Exercise objective - State how many lines of the entries below hold the word "ylabel"; reply with nothing but the number.

Exercise input -
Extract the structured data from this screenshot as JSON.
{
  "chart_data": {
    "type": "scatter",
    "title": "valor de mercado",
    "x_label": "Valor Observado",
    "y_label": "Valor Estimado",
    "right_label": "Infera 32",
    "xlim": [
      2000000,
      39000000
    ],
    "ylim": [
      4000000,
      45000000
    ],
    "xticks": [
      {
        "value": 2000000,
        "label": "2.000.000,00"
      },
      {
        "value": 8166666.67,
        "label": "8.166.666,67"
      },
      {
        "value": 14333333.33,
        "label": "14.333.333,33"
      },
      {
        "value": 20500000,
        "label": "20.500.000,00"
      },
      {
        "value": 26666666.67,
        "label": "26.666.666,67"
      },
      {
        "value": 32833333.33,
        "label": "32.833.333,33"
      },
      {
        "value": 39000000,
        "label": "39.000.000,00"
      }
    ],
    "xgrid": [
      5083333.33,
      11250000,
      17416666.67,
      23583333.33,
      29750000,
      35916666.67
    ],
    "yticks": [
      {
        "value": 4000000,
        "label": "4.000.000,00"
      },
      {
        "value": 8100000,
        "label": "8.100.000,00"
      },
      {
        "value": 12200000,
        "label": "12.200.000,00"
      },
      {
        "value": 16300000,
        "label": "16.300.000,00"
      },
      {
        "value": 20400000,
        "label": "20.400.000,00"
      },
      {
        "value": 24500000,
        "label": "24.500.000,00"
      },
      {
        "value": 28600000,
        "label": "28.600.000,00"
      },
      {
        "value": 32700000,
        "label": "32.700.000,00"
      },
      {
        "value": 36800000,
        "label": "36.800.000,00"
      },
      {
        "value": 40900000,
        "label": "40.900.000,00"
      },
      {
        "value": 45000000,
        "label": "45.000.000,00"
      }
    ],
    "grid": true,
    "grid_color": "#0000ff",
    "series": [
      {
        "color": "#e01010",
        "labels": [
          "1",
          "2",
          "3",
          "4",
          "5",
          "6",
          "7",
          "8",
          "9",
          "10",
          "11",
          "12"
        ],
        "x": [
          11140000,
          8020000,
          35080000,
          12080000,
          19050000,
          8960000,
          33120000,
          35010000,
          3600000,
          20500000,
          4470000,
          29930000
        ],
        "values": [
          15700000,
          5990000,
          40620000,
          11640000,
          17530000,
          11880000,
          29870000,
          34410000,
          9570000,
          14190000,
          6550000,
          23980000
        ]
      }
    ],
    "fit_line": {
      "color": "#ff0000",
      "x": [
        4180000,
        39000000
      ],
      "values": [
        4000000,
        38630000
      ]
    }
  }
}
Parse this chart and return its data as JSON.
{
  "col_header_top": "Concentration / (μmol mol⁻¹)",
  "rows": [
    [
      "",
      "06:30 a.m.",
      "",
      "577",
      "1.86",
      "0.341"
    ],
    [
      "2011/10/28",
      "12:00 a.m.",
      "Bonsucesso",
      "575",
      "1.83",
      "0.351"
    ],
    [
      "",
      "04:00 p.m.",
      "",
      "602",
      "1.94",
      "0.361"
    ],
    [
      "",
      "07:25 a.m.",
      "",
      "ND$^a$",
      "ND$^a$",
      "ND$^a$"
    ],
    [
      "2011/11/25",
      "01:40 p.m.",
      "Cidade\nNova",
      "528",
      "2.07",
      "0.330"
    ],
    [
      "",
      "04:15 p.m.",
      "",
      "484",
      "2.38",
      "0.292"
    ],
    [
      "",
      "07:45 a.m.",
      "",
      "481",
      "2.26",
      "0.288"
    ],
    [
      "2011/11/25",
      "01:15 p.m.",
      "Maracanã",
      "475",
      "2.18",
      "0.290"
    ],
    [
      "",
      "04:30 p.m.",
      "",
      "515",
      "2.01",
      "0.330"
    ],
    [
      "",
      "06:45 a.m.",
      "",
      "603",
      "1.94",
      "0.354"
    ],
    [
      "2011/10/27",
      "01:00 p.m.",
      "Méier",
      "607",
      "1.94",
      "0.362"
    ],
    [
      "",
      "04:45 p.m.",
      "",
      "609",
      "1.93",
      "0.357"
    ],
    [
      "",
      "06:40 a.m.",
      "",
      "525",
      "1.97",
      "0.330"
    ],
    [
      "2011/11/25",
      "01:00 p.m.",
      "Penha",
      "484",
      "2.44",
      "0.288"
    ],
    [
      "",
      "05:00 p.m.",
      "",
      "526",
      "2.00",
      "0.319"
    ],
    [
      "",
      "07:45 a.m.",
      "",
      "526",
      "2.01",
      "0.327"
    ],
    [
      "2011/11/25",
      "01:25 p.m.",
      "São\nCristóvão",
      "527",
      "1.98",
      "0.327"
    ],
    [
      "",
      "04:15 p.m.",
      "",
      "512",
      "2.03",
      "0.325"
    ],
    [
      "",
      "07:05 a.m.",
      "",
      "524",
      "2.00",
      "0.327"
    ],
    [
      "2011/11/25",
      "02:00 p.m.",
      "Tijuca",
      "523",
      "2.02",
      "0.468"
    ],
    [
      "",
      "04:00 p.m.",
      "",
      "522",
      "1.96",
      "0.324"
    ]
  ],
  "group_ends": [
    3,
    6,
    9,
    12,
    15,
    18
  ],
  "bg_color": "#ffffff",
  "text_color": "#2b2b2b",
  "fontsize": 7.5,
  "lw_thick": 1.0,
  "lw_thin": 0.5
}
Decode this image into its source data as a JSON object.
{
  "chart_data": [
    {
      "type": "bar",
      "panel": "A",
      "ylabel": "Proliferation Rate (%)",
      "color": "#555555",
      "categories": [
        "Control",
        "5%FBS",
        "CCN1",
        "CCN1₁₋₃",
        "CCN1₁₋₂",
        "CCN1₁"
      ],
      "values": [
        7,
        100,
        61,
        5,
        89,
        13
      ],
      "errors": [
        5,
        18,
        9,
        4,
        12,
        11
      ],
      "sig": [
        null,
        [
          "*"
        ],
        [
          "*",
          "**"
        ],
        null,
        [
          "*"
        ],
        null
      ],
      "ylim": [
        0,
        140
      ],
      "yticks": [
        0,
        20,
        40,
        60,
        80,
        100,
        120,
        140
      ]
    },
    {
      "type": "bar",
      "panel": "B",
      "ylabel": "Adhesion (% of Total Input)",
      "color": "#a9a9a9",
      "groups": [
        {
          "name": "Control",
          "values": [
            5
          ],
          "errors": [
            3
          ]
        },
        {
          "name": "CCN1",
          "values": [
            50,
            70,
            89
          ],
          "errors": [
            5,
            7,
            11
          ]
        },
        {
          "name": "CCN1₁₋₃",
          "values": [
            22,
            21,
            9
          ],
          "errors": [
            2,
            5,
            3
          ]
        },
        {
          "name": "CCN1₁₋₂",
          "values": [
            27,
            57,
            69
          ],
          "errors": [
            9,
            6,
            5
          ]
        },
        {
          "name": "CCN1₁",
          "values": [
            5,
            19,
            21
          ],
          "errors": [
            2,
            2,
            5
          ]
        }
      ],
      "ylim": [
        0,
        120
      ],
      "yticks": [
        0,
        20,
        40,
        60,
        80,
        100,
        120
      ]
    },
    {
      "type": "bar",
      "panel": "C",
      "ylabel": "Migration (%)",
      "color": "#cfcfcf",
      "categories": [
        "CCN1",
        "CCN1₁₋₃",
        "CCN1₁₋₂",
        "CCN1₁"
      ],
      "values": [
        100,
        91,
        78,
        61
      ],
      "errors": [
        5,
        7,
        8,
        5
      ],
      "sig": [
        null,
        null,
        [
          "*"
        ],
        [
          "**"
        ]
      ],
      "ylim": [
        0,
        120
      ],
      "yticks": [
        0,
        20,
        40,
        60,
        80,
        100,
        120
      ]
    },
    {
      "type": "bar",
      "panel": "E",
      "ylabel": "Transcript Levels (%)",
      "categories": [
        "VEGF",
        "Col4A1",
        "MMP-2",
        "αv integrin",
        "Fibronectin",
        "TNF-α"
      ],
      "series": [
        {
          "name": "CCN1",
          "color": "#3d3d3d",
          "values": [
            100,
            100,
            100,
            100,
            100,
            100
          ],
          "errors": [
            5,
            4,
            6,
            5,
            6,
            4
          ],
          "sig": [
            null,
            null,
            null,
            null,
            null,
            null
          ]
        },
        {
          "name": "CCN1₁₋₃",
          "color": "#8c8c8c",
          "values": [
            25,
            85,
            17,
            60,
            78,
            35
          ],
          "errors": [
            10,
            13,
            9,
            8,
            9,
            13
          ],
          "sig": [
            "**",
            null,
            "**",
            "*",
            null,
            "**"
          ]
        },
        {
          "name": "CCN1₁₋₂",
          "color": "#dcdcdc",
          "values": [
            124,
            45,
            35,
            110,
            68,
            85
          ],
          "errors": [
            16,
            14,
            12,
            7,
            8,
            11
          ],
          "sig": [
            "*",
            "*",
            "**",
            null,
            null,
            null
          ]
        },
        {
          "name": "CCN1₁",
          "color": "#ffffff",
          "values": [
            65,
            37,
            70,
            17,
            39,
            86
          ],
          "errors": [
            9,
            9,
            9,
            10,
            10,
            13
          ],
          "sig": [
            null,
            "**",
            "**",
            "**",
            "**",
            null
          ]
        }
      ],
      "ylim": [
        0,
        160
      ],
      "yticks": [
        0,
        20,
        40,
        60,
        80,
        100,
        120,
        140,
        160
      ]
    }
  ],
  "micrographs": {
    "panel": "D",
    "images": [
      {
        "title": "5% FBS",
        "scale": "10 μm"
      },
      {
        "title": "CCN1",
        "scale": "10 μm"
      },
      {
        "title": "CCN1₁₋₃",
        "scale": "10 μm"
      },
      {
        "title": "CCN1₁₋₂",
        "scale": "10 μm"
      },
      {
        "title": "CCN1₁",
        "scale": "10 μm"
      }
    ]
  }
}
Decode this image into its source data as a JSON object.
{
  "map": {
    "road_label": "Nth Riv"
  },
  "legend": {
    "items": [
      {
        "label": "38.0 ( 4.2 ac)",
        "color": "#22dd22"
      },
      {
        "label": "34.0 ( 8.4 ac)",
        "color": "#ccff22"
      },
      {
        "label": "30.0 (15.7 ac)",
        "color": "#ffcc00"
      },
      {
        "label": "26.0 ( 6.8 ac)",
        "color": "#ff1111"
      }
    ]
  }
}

Response below - 4